Give back every line of the listing below word for word, leaving out the pictures.

**Spatial layout data**.
----

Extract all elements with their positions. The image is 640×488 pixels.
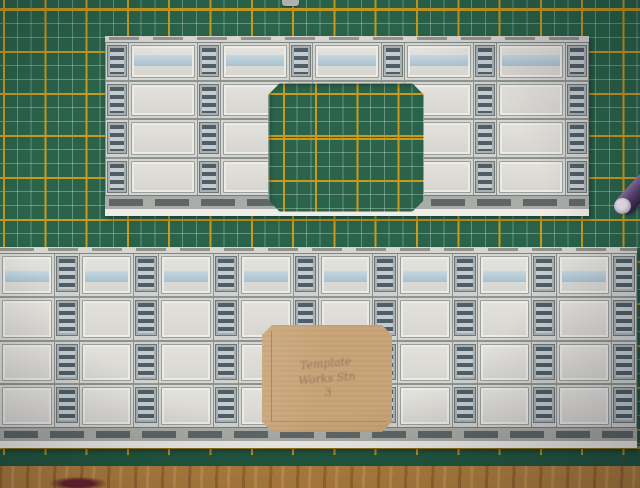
vent-column [611,254,637,296]
louvre-vent-icon [568,46,587,76]
vent-column [133,254,159,296]
wall-panel [223,45,287,78]
vent-column [105,120,129,157]
vent-column [473,82,497,119]
vent-column [289,43,313,80]
vent-column [133,342,159,384]
wall-panel [82,256,132,294]
vent-column [473,120,497,157]
louvre-vent-icon [375,257,395,291]
louvre-vent-icon [200,162,219,192]
vent-column [197,82,221,119]
window-band [318,55,376,66]
window-band [244,271,288,282]
louvre-vent-icon [568,123,587,153]
louvre-vent-icon [200,85,219,115]
purple-pen-cap [610,166,640,220]
pen-cap-end [614,198,631,214]
window-band [134,55,192,66]
louvre-vent-icon [476,162,495,192]
vent-column [611,342,637,384]
wall-panel [559,300,609,338]
wall-panel [559,387,609,425]
wall-panel [82,344,132,382]
wall-panel [161,300,211,338]
vent-column [213,254,239,296]
window-band [226,55,284,66]
louvre-vent-icon [200,46,219,76]
vent-column [473,159,497,196]
wall-panel [82,300,132,338]
wall-panel [315,45,379,78]
vent-column [565,120,589,157]
louvre-vent-icon [384,46,403,76]
vent-column [452,254,478,296]
louvre-vent-icon [534,257,554,291]
louvre-vent-icon [534,388,554,422]
vent-column [372,254,398,296]
wall-panel [161,256,211,294]
louvre-vent-icon [108,162,127,192]
wall-panel [559,256,609,294]
wall-panel [400,344,450,382]
wall-panel [131,45,195,78]
louvre-vent-icon [136,301,156,335]
wall-panel [131,122,195,155]
louvre-vent-icon [614,257,634,291]
louvre-vent-icon [216,257,236,291]
cardboard-template: Template Works Stn 3 [262,325,392,432]
wall-panel [499,45,563,78]
louvre-vent-icon [108,46,127,76]
vent-column [565,159,589,196]
wall-panel [131,84,195,117]
window-band [85,271,129,282]
louvre-vent-icon [534,301,554,335]
louvre-vent-icon [216,388,236,422]
wall-panel [2,344,52,382]
louvre-vent-icon [136,345,156,379]
wall-panel [480,300,530,338]
vent-column [473,43,497,80]
vent-column [531,298,557,340]
wall-row [0,254,637,298]
vent-column [565,82,589,119]
vent-column [213,385,239,427]
vent-column [133,385,159,427]
wall-panel [499,161,563,194]
louvre-vent-icon [296,257,316,291]
wall-panel [241,256,291,294]
wall-panel [480,387,530,425]
dark-red-smudge [50,477,106,488]
louvre-vent-icon [476,85,495,115]
window-band [562,271,606,282]
wall-panel [499,84,563,117]
louvre-vent-icon [614,301,634,335]
louvre-vent-icon [136,257,156,291]
vent-column [293,254,319,296]
wall-panel [559,344,609,382]
wall-panel [499,122,563,155]
window-band [324,271,368,282]
vent-column [105,43,129,80]
wall-panel [161,344,211,382]
wall-top-coping [0,247,637,254]
plinth-dashes [4,431,633,438]
window-band [164,271,208,282]
wall-panel [131,161,195,194]
louvre-vent-icon [57,301,77,335]
wall-panel [2,256,52,294]
louvre-vent-icon [57,388,77,422]
wall-panel [161,387,211,425]
louvre-vent-icon [57,257,77,291]
vent-column [105,82,129,119]
wall-top-coping [105,36,589,43]
vent-column [105,159,129,196]
wall-panel [480,344,530,382]
vent-column [565,43,589,80]
louvre-vent-icon [136,388,156,422]
wall-panel [400,256,450,294]
mat-edge-ruler [0,446,640,466]
vent-column [213,298,239,340]
louvre-vent-icon [108,123,127,153]
vent-column [531,254,557,296]
wall-panel [407,45,471,78]
doorway-cutout-opening [268,83,424,212]
vent-column [452,298,478,340]
louvre-vent-icon [476,123,495,153]
vent-column [452,385,478,427]
vent-column [133,298,159,340]
vent-column [54,254,80,296]
wall-panel [2,387,52,425]
window-band [502,55,560,66]
vent-column [213,342,239,384]
louvre-vent-icon [108,85,127,115]
vent-column [531,385,557,427]
louvre-vent-icon [216,301,236,335]
louvre-vent-icon [568,162,587,192]
vent-column [54,298,80,340]
photo-scene: Template Works Stn 3 [0,0,640,488]
louvre-vent-icon [455,345,475,379]
vent-column [611,385,637,427]
louvre-vent-icon [476,46,495,76]
wall-panel [82,387,132,425]
wall-panel [400,300,450,338]
wall-panel [400,387,450,425]
wall-bottom-edge [0,441,637,448]
window-band [5,271,49,282]
louvre-vent-icon [614,388,634,422]
note-line-3: 3 [324,386,332,400]
handwritten-note: Template Works Stn 3 [258,320,397,438]
louvre-vent-icon [455,257,475,291]
wall-panel [321,256,371,294]
louvre-vent-icon [534,345,554,379]
wall-panel [2,300,52,338]
vent-column [197,159,221,196]
vent-column [54,342,80,384]
vent-column [197,43,221,80]
vent-column [452,342,478,384]
louvre-vent-icon [455,301,475,335]
window-band [483,271,527,282]
louvre-vent-icon [216,345,236,379]
wall-row [105,43,589,82]
window-band [403,271,447,282]
vent-column [54,385,80,427]
vent-column [611,298,637,340]
grey-object-top-edge [282,0,299,6]
louvre-vent-icon [568,85,587,115]
vent-column [531,342,557,384]
louvre-vent-icon [455,388,475,422]
louvre-vent-icon [200,123,219,153]
window-band [410,55,468,66]
louvre-vent-icon [614,345,634,379]
louvre-vent-icon [57,345,77,379]
vent-column [381,43,405,80]
louvre-vent-icon [292,46,311,76]
vent-column [197,120,221,157]
wall-panel [480,256,530,294]
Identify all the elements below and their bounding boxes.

----

**Output below**.
Extract all elements with their positions. The image is 640×488 pixels.
vent-column [611,254,637,296]
louvre-vent-icon [568,46,587,76]
vent-column [133,254,159,296]
wall-panel [223,45,287,78]
vent-column [105,120,129,157]
vent-column [473,82,497,119]
vent-column [289,43,313,80]
vent-column [133,342,159,384]
wall-panel [82,256,132,294]
vent-column [473,120,497,157]
louvre-vent-icon [375,257,395,291]
louvre-vent-icon [200,162,219,192]
vent-column [197,82,221,119]
window-band [318,55,376,66]
window-band [244,271,288,282]
louvre-vent-icon [568,123,587,153]
louvre-vent-icon [200,85,219,115]
purple-pen-cap [610,166,640,220]
pen-cap-end [614,198,631,214]
window-band [134,55,192,66]
louvre-vent-icon [476,162,495,192]
vent-column [611,342,637,384]
wall-panel [559,300,609,338]
wall-panel [559,387,609,425]
wall-panel [82,344,132,382]
wall-panel [161,300,211,338]
vent-column [213,254,239,296]
window-band [226,55,284,66]
louvre-vent-icon [200,46,219,76]
vent-column [473,159,497,196]
wall-panel [82,300,132,338]
wall-panel [315,45,379,78]
vent-column [565,120,589,157]
louvre-vent-icon [384,46,403,76]
vent-column [452,254,478,296]
louvre-vent-icon [534,257,554,291]
louvre-vent-icon [534,388,554,422]
vent-column [372,254,398,296]
wall-panel [161,256,211,294]
louvre-vent-icon [108,162,127,192]
wall-panel [559,256,609,294]
wall-panel [400,344,450,382]
wall-panel [131,45,195,78]
louvre-vent-icon [136,301,156,335]
wall-panel [131,122,195,155]
louvre-vent-icon [614,257,634,291]
louvre-vent-icon [216,257,236,291]
cardboard-template: Template Works Stn 3 [262,325,392,432]
wall-panel [499,45,563,78]
louvre-vent-icon [108,46,127,76]
vent-column [565,159,589,196]
wall-panel [131,84,195,117]
window-band [85,271,129,282]
louvre-vent-icon [534,301,554,335]
louvre-vent-icon [216,388,236,422]
wall-panel [2,344,52,382]
louvre-vent-icon [136,345,156,379]
wall-panel [480,300,530,338]
vent-column [473,43,497,80]
vent-column [531,298,557,340]
wall-row [0,254,637,298]
vent-column [565,82,589,119]
vent-column [213,385,239,427]
vent-column [133,385,159,427]
wall-panel [499,161,563,194]
louvre-vent-icon [296,257,316,291]
wall-panel [241,256,291,294]
wall-panel [480,387,530,425]
dark-red-smudge [50,477,106,488]
louvre-vent-icon [476,85,495,115]
window-band [562,271,606,282]
wall-panel [499,84,563,117]
louvre-vent-icon [614,301,634,335]
louvre-vent-icon [136,257,156,291]
vent-column [293,254,319,296]
wall-panel [559,344,609,382]
wall-panel [499,122,563,155]
window-band [324,271,368,282]
vent-column [105,43,129,80]
wall-panel [161,344,211,382]
wall-top-coping [0,247,637,254]
plinth-dashes [4,431,633,438]
window-band [164,271,208,282]
wall-panel [131,161,195,194]
louvre-vent-icon [57,301,77,335]
wall-panel [2,256,52,294]
louvre-vent-icon [57,388,77,422]
wall-panel [161,387,211,425]
louvre-vent-icon [57,257,77,291]
vent-column [105,82,129,119]
wall-top-coping [105,36,589,43]
vent-column [105,159,129,196]
wall-panel [480,344,530,382]
vent-column [565,43,589,80]
louvre-vent-icon [136,388,156,422]
wall-panel [400,256,450,294]
mat-edge-ruler [0,446,640,466]
vent-column [213,298,239,340]
louvre-vent-icon [108,123,127,153]
vent-column [531,254,557,296]
wall-panel [407,45,471,78]
doorway-cutout-opening [268,83,424,212]
vent-column [452,298,478,340]
louvre-vent-icon [476,123,495,153]
vent-column [452,385,478,427]
vent-column [133,298,159,340]
vent-column [54,254,80,296]
wall-panel [2,387,52,425]
window-band [502,55,560,66]
vent-column [213,342,239,384]
louvre-vent-icon [108,85,127,115]
vent-column [531,385,557,427]
louvre-vent-icon [216,301,236,335]
louvre-vent-icon [568,162,587,192]
vent-column [54,298,80,340]
photo-scene: Template Works Stn 3 [0,0,640,488]
louvre-vent-icon [455,345,475,379]
vent-column [611,385,637,427]
louvre-vent-icon [476,46,495,76]
wall-panel [82,387,132,425]
wall-panel [400,300,450,338]
wall-panel [400,387,450,425]
wall-bottom-edge [0,441,637,448]
window-band [5,271,49,282]
louvre-vent-icon [614,388,634,422]
note-line-3: 3 [324,386,332,400]
handwritten-note: Template Works Stn 3 [258,320,397,438]
louvre-vent-icon [455,257,475,291]
wall-panel [321,256,371,294]
louvre-vent-icon [534,345,554,379]
wall-panel [2,300,52,338]
vent-column [197,159,221,196]
vent-column [54,342,80,384]
vent-column [197,43,221,80]
vent-column [452,342,478,384]
louvre-vent-icon [455,301,475,335]
window-band [483,271,527,282]
louvre-vent-icon [216,345,236,379]
wall-row [105,43,589,82]
window-band [403,271,447,282]
vent-column [54,385,80,427]
vent-column [611,298,637,340]
grey-object-top-edge [282,0,299,6]
louvre-vent-icon [568,85,587,115]
vent-column [531,342,557,384]
louvre-vent-icon [455,388,475,422]
louvre-vent-icon [200,123,219,153]
window-band [410,55,468,66]
louvre-vent-icon [614,345,634,379]
louvre-vent-icon [57,345,77,379]
vent-column [381,43,405,80]
louvre-vent-icon [292,46,311,76]
vent-column [197,120,221,157]
wall-panel [480,256,530,294]
Identify all the elements below and their bounding boxes.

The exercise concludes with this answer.